### [TASK INSTRUCTIONS]
Copy all lines of the listing that include the string "Pocket".

Entries from a dataset:
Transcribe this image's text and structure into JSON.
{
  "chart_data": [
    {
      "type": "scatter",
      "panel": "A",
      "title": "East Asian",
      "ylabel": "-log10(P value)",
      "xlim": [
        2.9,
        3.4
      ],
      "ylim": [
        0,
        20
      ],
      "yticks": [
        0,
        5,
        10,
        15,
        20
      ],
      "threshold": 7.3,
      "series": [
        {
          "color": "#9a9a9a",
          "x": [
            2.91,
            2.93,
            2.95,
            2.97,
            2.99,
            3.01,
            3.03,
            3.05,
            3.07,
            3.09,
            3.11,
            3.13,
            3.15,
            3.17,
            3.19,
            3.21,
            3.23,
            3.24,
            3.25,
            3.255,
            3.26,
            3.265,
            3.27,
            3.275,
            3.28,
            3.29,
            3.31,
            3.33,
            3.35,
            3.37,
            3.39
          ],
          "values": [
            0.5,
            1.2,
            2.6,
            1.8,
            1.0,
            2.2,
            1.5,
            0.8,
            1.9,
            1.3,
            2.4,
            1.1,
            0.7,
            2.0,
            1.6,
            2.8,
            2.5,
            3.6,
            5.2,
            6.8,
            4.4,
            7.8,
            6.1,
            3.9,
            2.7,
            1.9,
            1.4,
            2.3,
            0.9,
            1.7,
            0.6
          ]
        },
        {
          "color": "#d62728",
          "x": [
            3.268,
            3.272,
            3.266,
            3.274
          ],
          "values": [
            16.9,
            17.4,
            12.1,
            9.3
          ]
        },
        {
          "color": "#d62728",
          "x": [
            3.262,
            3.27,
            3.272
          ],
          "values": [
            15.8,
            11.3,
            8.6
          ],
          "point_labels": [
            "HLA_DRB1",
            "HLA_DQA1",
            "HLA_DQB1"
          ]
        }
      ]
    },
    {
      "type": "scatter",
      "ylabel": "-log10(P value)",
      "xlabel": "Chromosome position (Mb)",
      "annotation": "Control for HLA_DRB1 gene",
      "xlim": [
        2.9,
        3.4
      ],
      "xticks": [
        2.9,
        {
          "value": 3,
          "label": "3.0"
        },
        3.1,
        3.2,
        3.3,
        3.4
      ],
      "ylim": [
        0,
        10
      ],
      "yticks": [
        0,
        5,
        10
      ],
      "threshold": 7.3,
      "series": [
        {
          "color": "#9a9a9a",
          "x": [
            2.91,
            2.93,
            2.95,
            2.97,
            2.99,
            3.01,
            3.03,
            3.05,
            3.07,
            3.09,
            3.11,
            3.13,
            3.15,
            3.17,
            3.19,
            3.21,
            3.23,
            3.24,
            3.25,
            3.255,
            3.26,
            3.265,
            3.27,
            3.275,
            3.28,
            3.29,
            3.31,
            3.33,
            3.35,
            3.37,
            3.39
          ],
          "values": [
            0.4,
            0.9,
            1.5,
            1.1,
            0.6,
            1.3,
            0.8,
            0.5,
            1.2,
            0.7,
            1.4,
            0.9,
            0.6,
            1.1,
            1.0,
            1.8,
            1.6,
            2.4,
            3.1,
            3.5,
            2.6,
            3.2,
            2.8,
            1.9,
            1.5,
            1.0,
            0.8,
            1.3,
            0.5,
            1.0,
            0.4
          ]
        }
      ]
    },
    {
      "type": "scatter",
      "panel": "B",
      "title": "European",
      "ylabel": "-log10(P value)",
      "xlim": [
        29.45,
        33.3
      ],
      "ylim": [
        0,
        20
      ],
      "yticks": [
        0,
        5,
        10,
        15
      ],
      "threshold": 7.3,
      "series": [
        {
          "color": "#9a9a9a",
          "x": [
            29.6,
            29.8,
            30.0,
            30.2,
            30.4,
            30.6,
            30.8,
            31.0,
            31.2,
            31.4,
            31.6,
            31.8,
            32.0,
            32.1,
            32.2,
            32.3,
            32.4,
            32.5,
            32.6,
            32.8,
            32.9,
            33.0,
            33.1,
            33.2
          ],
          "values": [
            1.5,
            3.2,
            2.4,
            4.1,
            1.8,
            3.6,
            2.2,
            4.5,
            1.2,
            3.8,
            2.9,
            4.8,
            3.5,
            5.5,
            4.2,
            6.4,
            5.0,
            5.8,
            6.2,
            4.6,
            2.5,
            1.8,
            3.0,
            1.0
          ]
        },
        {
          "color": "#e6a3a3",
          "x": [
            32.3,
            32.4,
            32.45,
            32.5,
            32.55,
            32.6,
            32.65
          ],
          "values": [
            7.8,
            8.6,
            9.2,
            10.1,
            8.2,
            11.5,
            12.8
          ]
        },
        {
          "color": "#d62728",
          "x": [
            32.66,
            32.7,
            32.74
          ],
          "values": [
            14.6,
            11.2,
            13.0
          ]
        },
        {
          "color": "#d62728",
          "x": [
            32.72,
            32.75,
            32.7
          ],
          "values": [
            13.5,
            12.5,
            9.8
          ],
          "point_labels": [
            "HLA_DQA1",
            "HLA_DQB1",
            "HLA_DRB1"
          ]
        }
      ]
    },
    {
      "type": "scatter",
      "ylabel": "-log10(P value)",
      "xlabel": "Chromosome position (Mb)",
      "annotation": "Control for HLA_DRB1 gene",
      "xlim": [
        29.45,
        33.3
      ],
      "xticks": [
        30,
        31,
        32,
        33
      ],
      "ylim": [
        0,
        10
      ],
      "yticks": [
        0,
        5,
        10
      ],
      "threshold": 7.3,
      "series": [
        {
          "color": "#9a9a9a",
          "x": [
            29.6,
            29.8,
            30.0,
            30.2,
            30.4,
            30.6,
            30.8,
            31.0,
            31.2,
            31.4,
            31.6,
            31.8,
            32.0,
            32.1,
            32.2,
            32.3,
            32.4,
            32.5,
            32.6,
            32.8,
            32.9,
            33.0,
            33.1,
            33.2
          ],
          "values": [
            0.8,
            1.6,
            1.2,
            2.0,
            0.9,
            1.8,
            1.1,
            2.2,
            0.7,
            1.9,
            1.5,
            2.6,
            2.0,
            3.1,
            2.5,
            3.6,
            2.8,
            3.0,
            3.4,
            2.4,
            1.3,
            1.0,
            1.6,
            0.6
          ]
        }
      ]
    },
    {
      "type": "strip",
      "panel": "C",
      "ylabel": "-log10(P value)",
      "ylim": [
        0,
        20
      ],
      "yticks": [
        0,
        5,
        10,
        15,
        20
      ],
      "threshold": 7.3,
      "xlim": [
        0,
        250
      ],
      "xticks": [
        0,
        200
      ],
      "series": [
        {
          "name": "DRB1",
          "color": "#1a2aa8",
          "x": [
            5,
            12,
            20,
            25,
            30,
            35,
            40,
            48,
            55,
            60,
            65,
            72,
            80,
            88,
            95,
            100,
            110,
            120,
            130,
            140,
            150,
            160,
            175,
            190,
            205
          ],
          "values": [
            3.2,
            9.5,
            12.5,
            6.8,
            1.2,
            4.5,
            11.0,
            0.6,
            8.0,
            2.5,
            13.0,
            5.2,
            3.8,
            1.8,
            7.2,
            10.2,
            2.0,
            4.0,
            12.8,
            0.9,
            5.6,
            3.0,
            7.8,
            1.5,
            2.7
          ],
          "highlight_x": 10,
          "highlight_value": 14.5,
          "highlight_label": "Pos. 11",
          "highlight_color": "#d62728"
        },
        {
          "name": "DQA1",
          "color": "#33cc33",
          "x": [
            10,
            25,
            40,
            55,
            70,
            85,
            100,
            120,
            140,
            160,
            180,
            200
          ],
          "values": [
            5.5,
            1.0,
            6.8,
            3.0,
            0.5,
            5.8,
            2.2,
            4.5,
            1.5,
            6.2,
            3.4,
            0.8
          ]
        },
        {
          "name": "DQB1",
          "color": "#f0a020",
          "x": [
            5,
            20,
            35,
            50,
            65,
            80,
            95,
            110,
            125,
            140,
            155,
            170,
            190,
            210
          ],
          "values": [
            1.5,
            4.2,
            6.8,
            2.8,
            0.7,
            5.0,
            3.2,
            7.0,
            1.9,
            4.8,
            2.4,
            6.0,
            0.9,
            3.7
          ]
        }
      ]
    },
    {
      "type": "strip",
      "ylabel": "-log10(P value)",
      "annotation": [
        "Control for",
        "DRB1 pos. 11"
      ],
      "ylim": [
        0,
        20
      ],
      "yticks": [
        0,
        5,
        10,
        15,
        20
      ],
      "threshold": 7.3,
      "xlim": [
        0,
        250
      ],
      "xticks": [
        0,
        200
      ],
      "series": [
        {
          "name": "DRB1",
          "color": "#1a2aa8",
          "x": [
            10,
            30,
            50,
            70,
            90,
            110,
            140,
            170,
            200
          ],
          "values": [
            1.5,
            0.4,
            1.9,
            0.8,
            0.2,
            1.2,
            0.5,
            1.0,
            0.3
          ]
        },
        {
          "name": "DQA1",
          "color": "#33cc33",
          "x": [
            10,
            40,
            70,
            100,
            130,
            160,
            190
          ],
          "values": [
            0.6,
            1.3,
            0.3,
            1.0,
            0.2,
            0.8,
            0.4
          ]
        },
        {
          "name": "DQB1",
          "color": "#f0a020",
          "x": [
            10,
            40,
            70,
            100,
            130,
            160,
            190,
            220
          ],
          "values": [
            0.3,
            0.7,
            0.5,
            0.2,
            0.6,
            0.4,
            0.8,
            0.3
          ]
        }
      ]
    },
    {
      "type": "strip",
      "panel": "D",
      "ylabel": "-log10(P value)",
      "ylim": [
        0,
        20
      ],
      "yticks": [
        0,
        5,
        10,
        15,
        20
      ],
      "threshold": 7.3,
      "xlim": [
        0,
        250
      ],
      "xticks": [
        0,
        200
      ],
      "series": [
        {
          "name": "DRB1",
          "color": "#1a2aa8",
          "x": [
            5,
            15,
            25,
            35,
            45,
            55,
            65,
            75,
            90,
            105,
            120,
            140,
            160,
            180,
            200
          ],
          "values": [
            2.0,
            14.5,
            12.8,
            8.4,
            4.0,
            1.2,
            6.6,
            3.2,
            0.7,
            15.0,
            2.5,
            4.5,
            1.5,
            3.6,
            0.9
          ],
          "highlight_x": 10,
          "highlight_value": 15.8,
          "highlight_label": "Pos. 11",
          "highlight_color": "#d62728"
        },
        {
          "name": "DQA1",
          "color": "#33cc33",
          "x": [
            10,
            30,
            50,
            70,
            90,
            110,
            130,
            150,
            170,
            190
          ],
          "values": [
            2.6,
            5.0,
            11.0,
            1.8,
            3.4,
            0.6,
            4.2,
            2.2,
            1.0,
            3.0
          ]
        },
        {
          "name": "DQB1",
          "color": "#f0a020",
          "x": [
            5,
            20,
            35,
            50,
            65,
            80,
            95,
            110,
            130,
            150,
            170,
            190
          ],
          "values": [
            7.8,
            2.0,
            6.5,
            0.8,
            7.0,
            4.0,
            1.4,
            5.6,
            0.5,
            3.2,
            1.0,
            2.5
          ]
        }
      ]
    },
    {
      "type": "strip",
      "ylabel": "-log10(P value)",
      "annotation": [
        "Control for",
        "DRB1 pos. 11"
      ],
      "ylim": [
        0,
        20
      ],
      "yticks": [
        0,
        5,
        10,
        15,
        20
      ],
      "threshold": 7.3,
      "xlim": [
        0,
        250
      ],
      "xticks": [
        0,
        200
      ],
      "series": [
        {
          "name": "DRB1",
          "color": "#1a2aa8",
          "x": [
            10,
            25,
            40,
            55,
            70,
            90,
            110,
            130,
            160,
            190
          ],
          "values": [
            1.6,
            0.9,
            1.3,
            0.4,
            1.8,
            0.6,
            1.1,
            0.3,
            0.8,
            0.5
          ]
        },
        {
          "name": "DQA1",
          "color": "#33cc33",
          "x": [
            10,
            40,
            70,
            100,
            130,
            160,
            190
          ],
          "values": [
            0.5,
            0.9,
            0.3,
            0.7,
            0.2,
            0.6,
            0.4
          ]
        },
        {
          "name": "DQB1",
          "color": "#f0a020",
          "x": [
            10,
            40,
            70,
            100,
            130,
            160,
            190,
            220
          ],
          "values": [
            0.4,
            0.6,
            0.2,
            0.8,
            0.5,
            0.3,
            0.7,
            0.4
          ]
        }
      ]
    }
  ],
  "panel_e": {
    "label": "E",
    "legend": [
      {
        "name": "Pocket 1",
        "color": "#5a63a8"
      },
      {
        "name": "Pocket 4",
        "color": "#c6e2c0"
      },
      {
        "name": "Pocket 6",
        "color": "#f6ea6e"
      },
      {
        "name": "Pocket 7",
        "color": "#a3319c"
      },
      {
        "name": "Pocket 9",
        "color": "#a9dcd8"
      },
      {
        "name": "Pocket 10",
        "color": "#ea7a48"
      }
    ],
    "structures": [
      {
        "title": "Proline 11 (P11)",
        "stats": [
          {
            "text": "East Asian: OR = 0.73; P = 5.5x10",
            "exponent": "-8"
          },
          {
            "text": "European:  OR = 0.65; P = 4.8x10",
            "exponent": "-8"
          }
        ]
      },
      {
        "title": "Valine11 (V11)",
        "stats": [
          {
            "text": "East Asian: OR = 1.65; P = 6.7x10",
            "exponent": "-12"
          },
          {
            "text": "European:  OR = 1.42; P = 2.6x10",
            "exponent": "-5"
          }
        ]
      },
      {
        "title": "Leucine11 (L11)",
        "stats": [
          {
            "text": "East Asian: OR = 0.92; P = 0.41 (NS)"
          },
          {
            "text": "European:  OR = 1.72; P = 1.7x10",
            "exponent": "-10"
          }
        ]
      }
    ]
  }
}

### [TASK OUTPUT]
        "name": "Pocket 1",
        "name": "Pocket 4",
        "name": "Pocket 6",
        "name": "Pocket 7",
        "name": "Pocket 9",
        "name": "Pocket 10",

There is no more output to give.